╭─ Given records
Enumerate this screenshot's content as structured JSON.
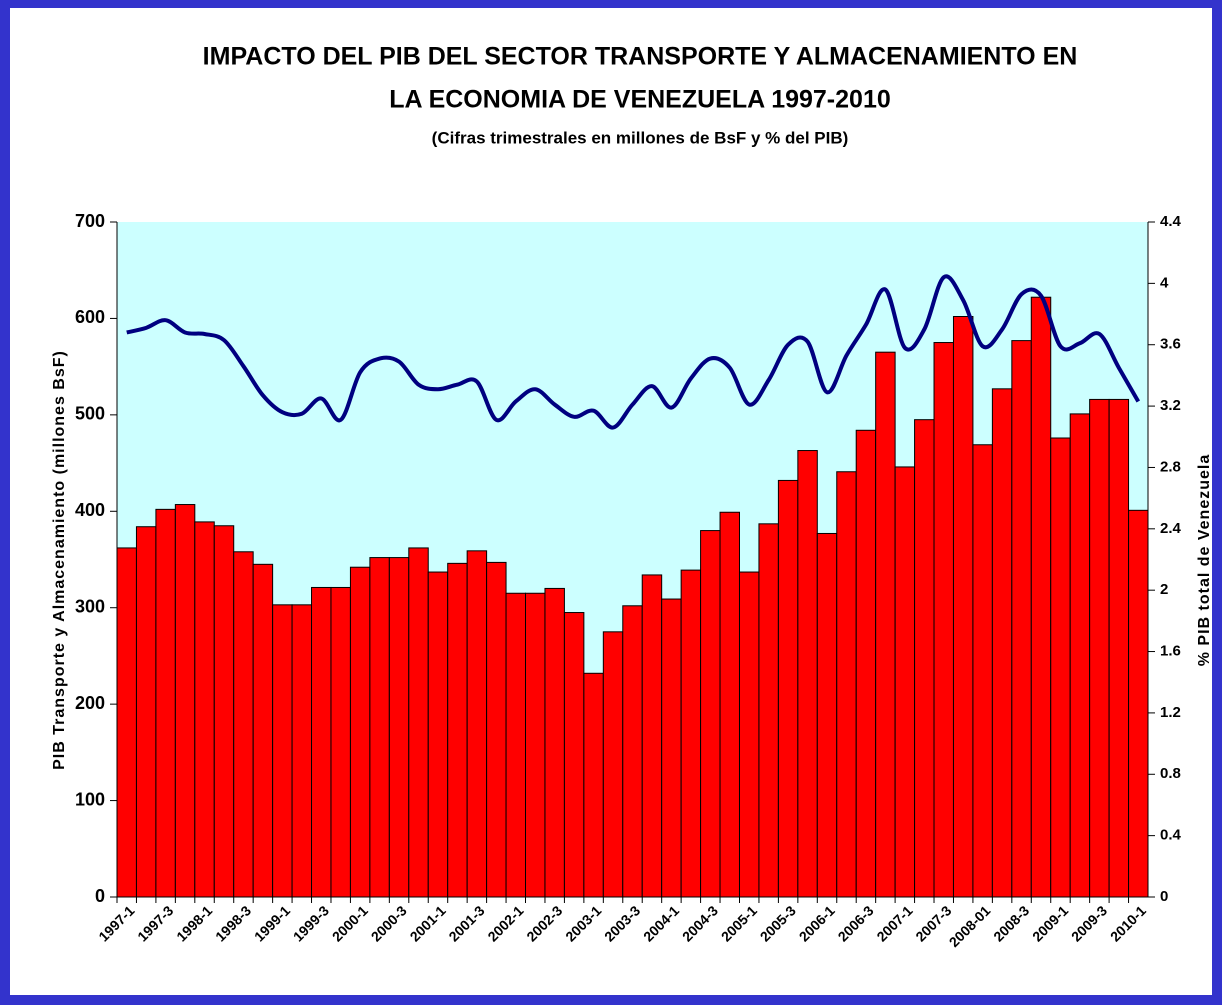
{
  "chart_data": {
    "type": "bar_line",
    "title": "IMPACTO DEL PIB DEL SECTOR TRANSPORTE Y ALMACENAMIENTO EN",
    "title_line2": "LA ECONOMIA DE VENEZUELA 1997-2010",
    "subtitle": "(Cifras trimestrales en millones de BsF y % del PIB)",
    "ylabel": "PIB Transporte y Almacenamiento (millones BsF)",
    "y2label": "% PIB total de Venezuela",
    "categories": [
      "1997-1",
      null,
      "1997-3",
      null,
      "1998-1",
      null,
      "1998-3",
      null,
      "1999-1",
      null,
      "1999-3",
      null,
      "2000-1",
      null,
      "2000-3",
      null,
      "2001-1",
      null,
      "2001-3",
      null,
      "2002-1",
      null,
      "2002-3",
      null,
      "2003-1",
      null,
      "2003-3",
      null,
      "2004-1",
      null,
      "2004-3",
      null,
      "2005-1",
      null,
      "2005-3",
      null,
      "2006-1",
      null,
      "2006-3",
      null,
      "2007-1",
      null,
      "2007-3",
      null,
      "2008-01",
      null,
      "2008-3",
      null,
      "2009-1",
      null,
      "2009-3",
      null,
      "2010-1"
    ],
    "series": [
      {
        "type": "bar",
        "color": "#ff0000",
        "values": [
          362,
          384,
          402,
          407,
          389,
          385,
          358,
          345,
          303,
          303,
          321,
          321,
          342,
          352,
          352,
          362,
          337,
          346,
          359,
          347,
          315,
          315,
          320,
          295,
          232,
          275,
          302,
          334,
          309,
          339,
          380,
          399,
          337,
          387,
          432,
          463,
          377,
          441,
          484,
          565,
          446,
          495,
          575,
          602,
          469,
          527,
          577,
          622,
          476,
          501,
          516,
          516,
          401
        ]
      },
      {
        "type": "line",
        "axis": "y2",
        "color": "#000080",
        "values": [
          3.68,
          3.71,
          3.76,
          3.68,
          3.67,
          3.63,
          3.46,
          3.27,
          3.16,
          3.15,
          3.25,
          3.11,
          3.42,
          3.51,
          3.49,
          3.34,
          3.31,
          3.34,
          3.36,
          3.11,
          3.23,
          3.31,
          3.21,
          3.13,
          3.17,
          3.06,
          3.21,
          3.33,
          3.19,
          3.38,
          3.51,
          3.45,
          3.21,
          3.37,
          3.6,
          3.62,
          3.29,
          3.53,
          3.73,
          3.96,
          3.58,
          3.7,
          4.04,
          3.89,
          3.59,
          3.7,
          3.93,
          3.92,
          3.59,
          3.61,
          3.67,
          3.45,
          3.23
        ]
      }
    ],
    "ylim": [
      0,
      700
    ],
    "yticks": [
      0,
      100,
      200,
      300,
      400,
      500,
      600,
      700
    ],
    "y2lim": [
      0,
      4.4
    ],
    "y2ticks": [
      0,
      0.4,
      0.8,
      1.2,
      1.6,
      2,
      2.4,
      2.8,
      3.2,
      3.6,
      4,
      4.4
    ],
    "plot_background": "#ccffff"
  }
}
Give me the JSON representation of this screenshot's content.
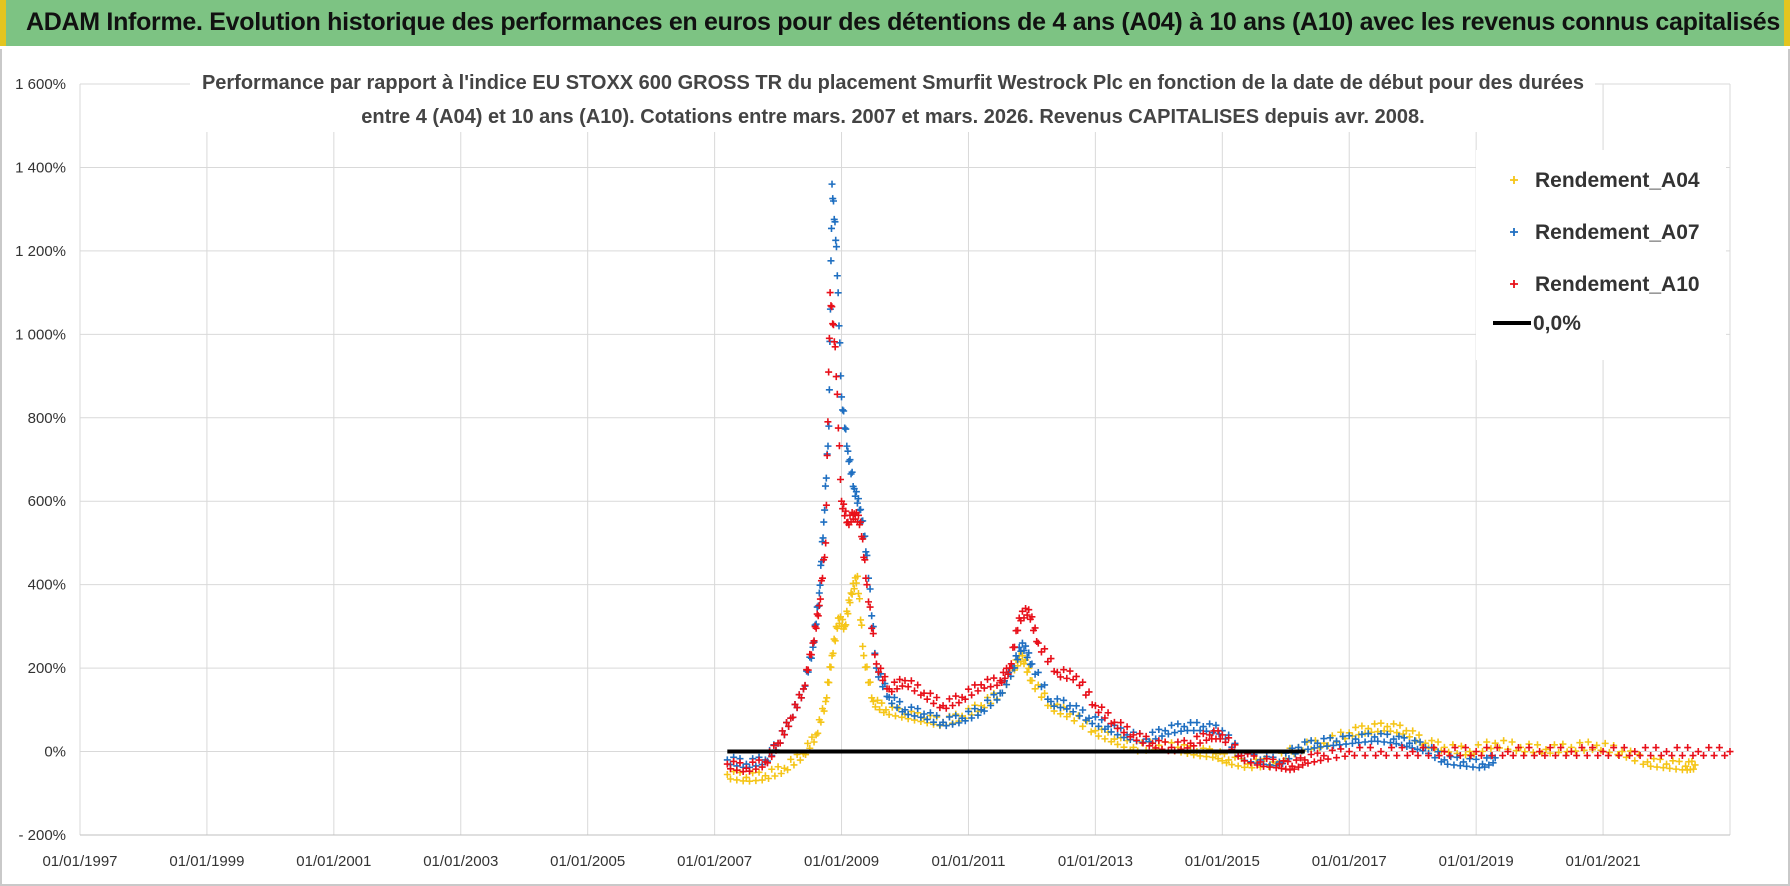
{
  "header": {
    "title": "ADAM Informe. Evolution historique des performances en euros pour des détentions de 4 ans (A04) à 10 ans (A10) avec les revenus connus capitalisés"
  },
  "colors": {
    "header_bg": "#7dc383",
    "a04": "#f5c518",
    "a07": "#1f6fc1",
    "a10": "#e8101a",
    "zero": "#000000",
    "grid": "#d9d9d9"
  },
  "chart_data": {
    "type": "scatter",
    "title_lines": [
      "Performance par rapport à l'indice EU STOXX 600 GROSS TR  du placement Smurfit Westrock Plc en fonction de la date de début pour des durées",
      "entre 4 (A04) et 10 ans (A10). Cotations entre mars. 2007 et mars. 2026. Revenus CAPITALISES depuis avr. 2008."
    ],
    "xlabel": "",
    "ylabel": "",
    "xlim": [
      1997.0,
      2023.0
    ],
    "ylim": [
      -200,
      1600
    ],
    "y_ticks": [
      -200,
      0,
      200,
      400,
      600,
      800,
      1000,
      1200,
      1400,
      1600
    ],
    "y_tick_labels": [
      "- 200%",
      "0%",
      "200%",
      "400%",
      "600%",
      "800%",
      "1 000%",
      "1 200%",
      "1 400%",
      "1 600%"
    ],
    "x_ticks": [
      1997,
      1999,
      2001,
      2003,
      2005,
      2007,
      2009,
      2011,
      2013,
      2015,
      2017,
      2019,
      2021
    ],
    "x_tick_labels": [
      "01/01/1997",
      "01/01/1999",
      "01/01/2001",
      "01/01/2003",
      "01/01/2005",
      "01/01/2007",
      "01/01/2009",
      "01/01/2011",
      "01/01/2013",
      "01/01/2015",
      "01/01/2017",
      "01/01/2019",
      "01/01/2021"
    ],
    "legend": {
      "position": "top-right",
      "entries": [
        "Rendement_A04",
        "Rendement_A07",
        "Rendement_A10",
        "0,0%"
      ]
    },
    "series": [
      {
        "name": "Rendement_A04",
        "x": [
          2007.2,
          2007.5,
          2007.8,
          2008.1,
          2008.4,
          2008.6,
          2008.75,
          2008.85,
          2008.95,
          2009.05,
          2009.15,
          2009.25,
          2009.35,
          2009.5,
          2009.7,
          2010.0,
          2010.3,
          2010.6,
          2010.9,
          2011.2,
          2011.5,
          2011.7,
          2011.85,
          2012.0,
          2012.3,
          2012.6,
          2013.0,
          2013.3,
          2013.6,
          2014.0,
          2014.3,
          2014.6,
          2014.9,
          2015.1,
          2015.4,
          2015.8,
          2016.2,
          2016.6,
          2017.0,
          2017.3,
          2017.6,
          2017.9,
          2018.2,
          2018.5,
          2018.9,
          2019.3,
          2019.7,
          2020.1,
          2020.5,
          2020.9,
          2021.3,
          2021.7,
          2022.0,
          2022.3,
          2022.45
        ],
        "y": [
          -55,
          -62,
          -58,
          -40,
          -5,
          40,
          120,
          230,
          320,
          300,
          380,
          420,
          230,
          120,
          100,
          90,
          80,
          70,
          85,
          110,
          140,
          200,
          230,
          170,
          110,
          90,
          50,
          30,
          10,
          15,
          10,
          0,
          -5,
          -20,
          -30,
          -25,
          10,
          20,
          45,
          55,
          60,
          50,
          20,
          10,
          0,
          20,
          10,
          5,
          10,
          15,
          0,
          -25,
          -30,
          -35,
          -32
        ]
      },
      {
        "name": "Rendement_A07",
        "x": [
          2007.2,
          2007.5,
          2007.8,
          2008.0,
          2008.2,
          2008.4,
          2008.55,
          2008.65,
          2008.72,
          2008.8,
          2008.85,
          2008.92,
          2009.0,
          2009.1,
          2009.2,
          2009.3,
          2009.4,
          2009.55,
          2009.75,
          2010.0,
          2010.3,
          2010.6,
          2010.9,
          2011.2,
          2011.5,
          2011.7,
          2011.85,
          2012.0,
          2012.3,
          2012.6,
          2012.9,
          2013.2,
          2013.5,
          2013.8,
          2014.1,
          2014.4,
          2014.7,
          2015.0,
          2015.3,
          2015.6,
          2015.9,
          2016.2,
          2016.5,
          2016.8,
          2017.1,
          2017.4,
          2017.7,
          2017.95,
          2018.2,
          2018.5,
          2018.8,
          2019.1,
          2019.3
        ],
        "y": [
          -20,
          -30,
          -20,
          20,
          80,
          150,
          250,
          380,
          550,
          780,
          1360,
          1210,
          850,
          720,
          630,
          580,
          470,
          200,
          130,
          100,
          90,
          70,
          80,
          100,
          140,
          200,
          260,
          210,
          120,
          110,
          80,
          60,
          40,
          30,
          50,
          60,
          60,
          50,
          -10,
          -20,
          -25,
          10,
          20,
          25,
          30,
          35,
          30,
          20,
          10,
          -20,
          -25,
          -30,
          -15
        ]
      },
      {
        "name": "Rendement_A10",
        "x": [
          2007.2,
          2007.5,
          2007.8,
          2008.0,
          2008.2,
          2008.4,
          2008.55,
          2008.65,
          2008.75,
          2008.82,
          2008.9,
          2009.0,
          2009.1,
          2009.2,
          2009.3,
          2009.4,
          2009.55,
          2009.75,
          2010.0,
          2010.3,
          2010.6,
          2010.9,
          2011.2,
          2011.5,
          2011.65,
          2011.8,
          2011.95,
          2012.1,
          2012.4,
          2012.7,
          2013.0,
          2013.3,
          2013.6,
          2013.9,
          2014.2,
          2014.5,
          2014.8,
          2015.0,
          2015.3,
          2015.6,
          2015.9,
          2016.1,
          2016.3,
          2016.6,
          2017.0,
          2017.5,
          2018.0,
          2018.5,
          2019.0,
          2019.5,
          2020.0,
          2020.5,
          2021.0,
          2021.5,
          2022.0,
          2022.5,
          2023.0
        ],
        "y": [
          -30,
          -40,
          -25,
          20,
          80,
          150,
          260,
          350,
          500,
          1100,
          970,
          600,
          550,
          570,
          550,
          400,
          210,
          150,
          170,
          140,
          110,
          130,
          160,
          170,
          200,
          320,
          340,
          260,
          190,
          180,
          110,
          70,
          40,
          20,
          10,
          20,
          40,
          40,
          -10,
          -25,
          -30,
          -35,
          -20,
          -10,
          0,
          0,
          0,
          0,
          0,
          0,
          0,
          0,
          0,
          0,
          0,
          0,
          0
        ]
      },
      {
        "name": "0,0%",
        "x": [
          2007.2,
          2016.3
        ],
        "y": [
          0,
          0
        ]
      }
    ]
  }
}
╰─
The task -
Copy every line that includes the string "content" from the material above.

The completed task -
Enumerate this screenshot's content as structured JSON.
Give me the JSON representation of this screenshot's content.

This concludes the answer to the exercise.